**** Document text

The Gospel-blockers

"14For you, brothers, became imitators of God's churches in Judea, which are in Christ Jesus: You suffered from your own countrymen the same things those churches suffered from the Jews, 15who killed the Lord Jesus and the prophets and also drove us out. They displease God and are hostile to all men 16in their effort to keep us from speaking to the Gentiles so that they may be saved. In this way they always heap up their sins to the limit. The wrath of God has come upon them at last." - 1 Thessalonians 2:14-15.

Paul describes here these unbelieving Jews in verses 15-16 as killers both of the Lord Jesus and the prophets. What Paul means here is that they were the ones responsible for the death of Christ and the prophets of the Old Testament.

Paul also says that they were his persistent persecutors and pursuers. Wherever Paul and his companions go to preach the Word these Jews also follow them, preventing them from speaking to the Gentiles about the message of Christ’s salvation. These Jews may have thought that they please God by opposing all who proclaim and accept the gospel, but in reality what they continually do is counter to God’s will, which is the salvation of the Gentiles (v. 16a).

In that way they displease God and oppose all men for they hinder God’s mandate to advance the gospel to all nations. But it pleases God when people receive His Word even in the midst of trials.

********
**** Extracted entries

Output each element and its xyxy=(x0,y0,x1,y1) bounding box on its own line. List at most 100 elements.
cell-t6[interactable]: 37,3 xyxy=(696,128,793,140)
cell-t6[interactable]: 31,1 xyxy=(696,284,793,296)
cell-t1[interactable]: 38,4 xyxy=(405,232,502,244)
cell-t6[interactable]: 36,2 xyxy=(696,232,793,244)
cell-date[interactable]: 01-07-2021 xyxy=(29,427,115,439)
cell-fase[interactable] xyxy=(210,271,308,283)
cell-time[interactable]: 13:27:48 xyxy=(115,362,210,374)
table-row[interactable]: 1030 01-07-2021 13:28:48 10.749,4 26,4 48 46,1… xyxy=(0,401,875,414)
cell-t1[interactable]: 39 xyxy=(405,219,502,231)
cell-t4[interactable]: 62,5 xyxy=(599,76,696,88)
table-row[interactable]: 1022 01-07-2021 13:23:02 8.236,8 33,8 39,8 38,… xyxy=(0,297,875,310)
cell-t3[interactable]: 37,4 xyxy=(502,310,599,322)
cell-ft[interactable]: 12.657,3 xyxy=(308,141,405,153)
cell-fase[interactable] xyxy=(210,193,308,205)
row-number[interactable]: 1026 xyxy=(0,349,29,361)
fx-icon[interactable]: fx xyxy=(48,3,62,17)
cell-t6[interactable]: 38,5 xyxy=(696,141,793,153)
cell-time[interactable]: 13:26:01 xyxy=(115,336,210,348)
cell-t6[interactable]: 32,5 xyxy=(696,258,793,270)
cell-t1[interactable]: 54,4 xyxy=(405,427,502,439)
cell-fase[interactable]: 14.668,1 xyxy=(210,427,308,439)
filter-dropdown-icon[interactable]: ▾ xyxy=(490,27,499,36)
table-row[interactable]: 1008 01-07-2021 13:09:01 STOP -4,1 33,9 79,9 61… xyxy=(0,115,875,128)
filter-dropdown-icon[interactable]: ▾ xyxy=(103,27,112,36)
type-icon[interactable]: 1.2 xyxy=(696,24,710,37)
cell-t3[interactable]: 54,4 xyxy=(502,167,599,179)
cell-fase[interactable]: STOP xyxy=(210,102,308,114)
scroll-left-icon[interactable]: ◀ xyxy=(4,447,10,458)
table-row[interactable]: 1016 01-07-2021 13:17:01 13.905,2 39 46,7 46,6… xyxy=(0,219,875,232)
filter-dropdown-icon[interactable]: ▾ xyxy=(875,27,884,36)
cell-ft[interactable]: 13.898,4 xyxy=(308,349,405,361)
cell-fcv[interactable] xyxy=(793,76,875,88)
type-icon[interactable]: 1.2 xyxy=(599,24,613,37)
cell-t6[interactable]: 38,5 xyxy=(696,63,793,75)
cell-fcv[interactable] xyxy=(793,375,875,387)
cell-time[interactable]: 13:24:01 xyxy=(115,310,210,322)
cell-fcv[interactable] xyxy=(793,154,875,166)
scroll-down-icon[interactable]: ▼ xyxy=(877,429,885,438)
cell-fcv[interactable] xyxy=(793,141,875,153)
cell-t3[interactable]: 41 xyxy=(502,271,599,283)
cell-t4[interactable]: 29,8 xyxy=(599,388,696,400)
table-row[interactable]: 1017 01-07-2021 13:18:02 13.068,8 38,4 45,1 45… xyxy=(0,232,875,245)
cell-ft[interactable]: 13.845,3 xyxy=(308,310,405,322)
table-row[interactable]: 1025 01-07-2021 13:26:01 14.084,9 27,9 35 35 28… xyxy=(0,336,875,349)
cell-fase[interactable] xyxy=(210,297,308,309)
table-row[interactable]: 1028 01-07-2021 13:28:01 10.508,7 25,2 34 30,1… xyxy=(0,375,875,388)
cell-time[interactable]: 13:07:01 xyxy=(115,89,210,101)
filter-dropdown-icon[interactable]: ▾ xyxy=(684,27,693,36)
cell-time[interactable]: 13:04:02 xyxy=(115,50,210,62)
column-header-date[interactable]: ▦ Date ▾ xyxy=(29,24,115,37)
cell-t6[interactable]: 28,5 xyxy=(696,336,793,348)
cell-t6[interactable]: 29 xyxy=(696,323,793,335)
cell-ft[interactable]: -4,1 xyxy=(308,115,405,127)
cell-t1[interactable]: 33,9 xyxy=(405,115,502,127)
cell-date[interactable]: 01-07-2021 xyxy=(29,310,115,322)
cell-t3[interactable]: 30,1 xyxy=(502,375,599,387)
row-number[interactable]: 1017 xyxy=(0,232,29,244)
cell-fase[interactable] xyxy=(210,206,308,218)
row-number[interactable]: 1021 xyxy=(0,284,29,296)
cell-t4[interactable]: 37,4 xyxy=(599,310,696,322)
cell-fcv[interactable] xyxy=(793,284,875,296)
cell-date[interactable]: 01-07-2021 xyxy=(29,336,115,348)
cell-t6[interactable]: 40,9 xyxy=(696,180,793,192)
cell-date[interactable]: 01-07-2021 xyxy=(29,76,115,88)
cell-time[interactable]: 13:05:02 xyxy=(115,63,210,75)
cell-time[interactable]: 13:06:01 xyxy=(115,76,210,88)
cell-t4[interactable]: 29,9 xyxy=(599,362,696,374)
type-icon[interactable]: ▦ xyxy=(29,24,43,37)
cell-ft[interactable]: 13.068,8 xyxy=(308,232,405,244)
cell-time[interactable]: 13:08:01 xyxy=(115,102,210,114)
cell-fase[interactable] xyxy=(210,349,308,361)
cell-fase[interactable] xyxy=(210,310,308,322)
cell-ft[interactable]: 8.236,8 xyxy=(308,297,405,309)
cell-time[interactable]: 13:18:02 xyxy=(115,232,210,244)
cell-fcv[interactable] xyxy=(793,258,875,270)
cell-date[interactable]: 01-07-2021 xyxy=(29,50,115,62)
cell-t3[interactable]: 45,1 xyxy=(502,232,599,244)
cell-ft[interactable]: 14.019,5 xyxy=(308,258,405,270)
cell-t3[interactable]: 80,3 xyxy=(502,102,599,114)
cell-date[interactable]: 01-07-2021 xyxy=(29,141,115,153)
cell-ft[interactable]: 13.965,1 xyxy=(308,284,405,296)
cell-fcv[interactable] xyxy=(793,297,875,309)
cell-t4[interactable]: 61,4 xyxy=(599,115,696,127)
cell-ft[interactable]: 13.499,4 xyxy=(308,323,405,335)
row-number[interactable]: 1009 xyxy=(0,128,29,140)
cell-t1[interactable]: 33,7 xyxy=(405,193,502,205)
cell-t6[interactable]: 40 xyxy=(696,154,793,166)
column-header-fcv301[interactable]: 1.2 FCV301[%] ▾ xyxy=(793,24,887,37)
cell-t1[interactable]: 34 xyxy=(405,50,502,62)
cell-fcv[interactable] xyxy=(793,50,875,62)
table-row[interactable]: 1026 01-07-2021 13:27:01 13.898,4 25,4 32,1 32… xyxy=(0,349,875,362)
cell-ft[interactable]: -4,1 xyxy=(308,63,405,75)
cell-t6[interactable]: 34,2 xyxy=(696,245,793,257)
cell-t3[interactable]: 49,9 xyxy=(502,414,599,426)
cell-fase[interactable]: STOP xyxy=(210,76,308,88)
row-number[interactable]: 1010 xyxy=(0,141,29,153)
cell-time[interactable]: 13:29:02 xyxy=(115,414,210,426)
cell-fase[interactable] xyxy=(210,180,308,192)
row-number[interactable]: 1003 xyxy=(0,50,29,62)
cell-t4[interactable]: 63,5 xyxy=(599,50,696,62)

********

• To-do list:
**a.** Please edit the Gospel-blockers text starting at the words "In that way" and ending after "midst of trials.", swapping "mandate" for "command".
**b.** Condense the paragraph of the Gospel-blockers text that begins "Paul also says that they were his persistent persecutors" into a short bulleted list that keeps its main facts.
Work only from the Gospel-blockers text, not from the rows.

• The responses:
**a.**
In that way they displease God and oppose all men for they hinder God’s command to advance the gospel to all nations. But it pleases God when people receive His Word even in the midst of trials.

**b.**
- Paul calls these Jews his persistent persecutors and pursuers.
- Wherever Paul and his companions preach, these Jews follow and keep them from telling the Gentiles about Christ's salvation.
- They may have thought opposing the gospel pleased God, but they continually act against God's will, which is the salvation of the Gentiles (v. 16a).